>>>>>
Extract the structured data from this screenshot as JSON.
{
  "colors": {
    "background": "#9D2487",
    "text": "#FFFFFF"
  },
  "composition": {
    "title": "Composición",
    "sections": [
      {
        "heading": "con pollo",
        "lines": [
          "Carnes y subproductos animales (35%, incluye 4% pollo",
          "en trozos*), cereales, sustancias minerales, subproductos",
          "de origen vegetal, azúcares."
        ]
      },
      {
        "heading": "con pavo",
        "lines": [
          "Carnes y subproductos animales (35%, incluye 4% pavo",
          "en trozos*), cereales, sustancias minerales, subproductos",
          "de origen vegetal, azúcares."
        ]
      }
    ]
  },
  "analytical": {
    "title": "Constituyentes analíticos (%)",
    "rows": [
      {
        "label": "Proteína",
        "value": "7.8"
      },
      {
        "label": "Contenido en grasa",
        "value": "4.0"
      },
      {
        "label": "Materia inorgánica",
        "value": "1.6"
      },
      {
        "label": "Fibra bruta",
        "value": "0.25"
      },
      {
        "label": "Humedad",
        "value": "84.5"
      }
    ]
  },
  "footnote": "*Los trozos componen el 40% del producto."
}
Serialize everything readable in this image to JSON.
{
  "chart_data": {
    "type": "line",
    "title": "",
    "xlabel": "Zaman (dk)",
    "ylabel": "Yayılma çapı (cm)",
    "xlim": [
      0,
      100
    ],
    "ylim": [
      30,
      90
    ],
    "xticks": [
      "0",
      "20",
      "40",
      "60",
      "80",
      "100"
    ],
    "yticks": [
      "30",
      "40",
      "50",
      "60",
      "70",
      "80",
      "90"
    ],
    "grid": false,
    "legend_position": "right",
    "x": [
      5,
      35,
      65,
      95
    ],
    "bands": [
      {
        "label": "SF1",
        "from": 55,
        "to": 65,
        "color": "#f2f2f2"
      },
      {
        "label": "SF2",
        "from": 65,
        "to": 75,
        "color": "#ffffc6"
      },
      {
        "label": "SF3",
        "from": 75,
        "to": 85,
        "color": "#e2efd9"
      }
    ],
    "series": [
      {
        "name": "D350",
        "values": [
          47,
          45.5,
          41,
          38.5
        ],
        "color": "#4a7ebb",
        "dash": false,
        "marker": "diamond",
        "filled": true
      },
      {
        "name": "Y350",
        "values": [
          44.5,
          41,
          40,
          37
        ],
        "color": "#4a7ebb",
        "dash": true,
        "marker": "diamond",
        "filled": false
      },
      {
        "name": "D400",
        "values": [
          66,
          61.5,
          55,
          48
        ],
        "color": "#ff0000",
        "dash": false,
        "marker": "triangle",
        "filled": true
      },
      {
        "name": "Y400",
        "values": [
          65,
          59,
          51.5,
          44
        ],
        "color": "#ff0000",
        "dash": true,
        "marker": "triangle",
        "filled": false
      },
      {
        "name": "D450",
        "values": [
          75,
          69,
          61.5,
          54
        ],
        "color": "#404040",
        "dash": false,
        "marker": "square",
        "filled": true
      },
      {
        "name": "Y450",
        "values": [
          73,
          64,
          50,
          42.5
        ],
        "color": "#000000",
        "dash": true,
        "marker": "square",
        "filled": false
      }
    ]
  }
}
<<<<<
§ **WHAT IS NEEDED**
Transcribe each entry exactly.

§ **FULL OUTPUT**
Extract the structured data from this screenshot as JSON.
{
  "colors": {
    "background": "#9D2487",
    "text": "#FFFFFF"
  },
  "composition": {
    "title": "Composición",
    "sections": [
      {
        "heading": "con pollo",
        "lines": [
          "Carnes y subproductos animales (35%, incluye 4% pollo",
          "en trozos*), cereales, sustancias minerales, subproductos",
          "de origen vegetal, azúcares."
        ]
      },
      {
        "heading": "con pavo",
        "lines": [
          "Carnes y subproductos animales (35%, incluye 4% pavo",
          "en trozos*), cereales, sustancias minerales, subproductos",
          "de origen vegetal, azúcares."
        ]
      }
    ]
  },
  "analytical": {
    "title": "Constituyentes analíticos (%)",
    "rows": [
      {
        "label": "Proteína",
        "value": "7.8"
      },
      {
        "label": "Contenido en grasa",
        "value": "4.0"
      },
      {
        "label": "Materia inorgánica",
        "value": "1.6"
      },
      {
        "label": "Fibra bruta",
        "value": "0.25"
      },
      {
        "label": "Humedad",
        "value": "84.5"
      }
    ]
  },
  "footnote": "*Los trozos componen el 40% del producto."
}
Serialize everything readable in this image to JSON.
{
  "chart_data": {
    "type": "line",
    "title": "",
    "xlabel": "Zaman (dk)",
    "ylabel": "Yayılma çapı (cm)",
    "xlim": [
      0,
      100
    ],
    "ylim": [
      30,
      90
    ],
    "xticks": [
      "0",
      "20",
      "40",
      "60",
      "80",
      "100"
    ],
    "yticks": [
      "30",
      "40",
      "50",
      "60",
      "70",
      "80",
      "90"
    ],
    "grid": false,
    "legend_position": "right",
    "x": [
      5,
      35,
      65,
      95
    ],
    "bands": [
      {
        "label": "SF1",
        "from": 55,
        "to": 65,
        "color": "#f2f2f2"
      },
      {
        "label": "SF2",
        "from": 65,
        "to": 75,
        "color": "#ffffc6"
      },
      {
        "label": "SF3",
        "from": 75,
        "to": 85,
        "color": "#e2efd9"
      }
    ],
    "series": [
      {
        "name": "D350",
        "values": [
          47,
          45.5,
          41,
          38.5
        ],
        "color": "#4a7ebb",
        "dash": false,
        "marker": "diamond",
        "filled": true
      },
      {
        "name": "Y350",
        "values": [
          44.5,
          41,
          40,
          37
        ],
        "color": "#4a7ebb",
        "dash": true,
        "marker": "diamond",
        "filled": false
      },
      {
        "name": "D400",
        "values": [
          66,
          61.5,
          55,
          48
        ],
        "color": "#ff0000",
        "dash": false,
        "marker": "triangle",
        "filled": true
      },
      {
        "name": "Y400",
        "values": [
          65,
          59,
          51.5,
          44
        ],
        "color": "#ff0000",
        "dash": true,
        "marker": "triangle",
        "filled": false
      },
      {
        "name": "D450",
        "values": [
          75,
          69,
          61.5,
          54
        ],
        "color": "#404040",
        "dash": false,
        "marker": "square",
        "filled": true
      },
      {
        "name": "Y450",
        "values": [
          73,
          64,
          50,
          42.5
        ],
        "color": "#000000",
        "dash": true,
        "marker": "square",
        "filled": false
      }
    ]
  }
}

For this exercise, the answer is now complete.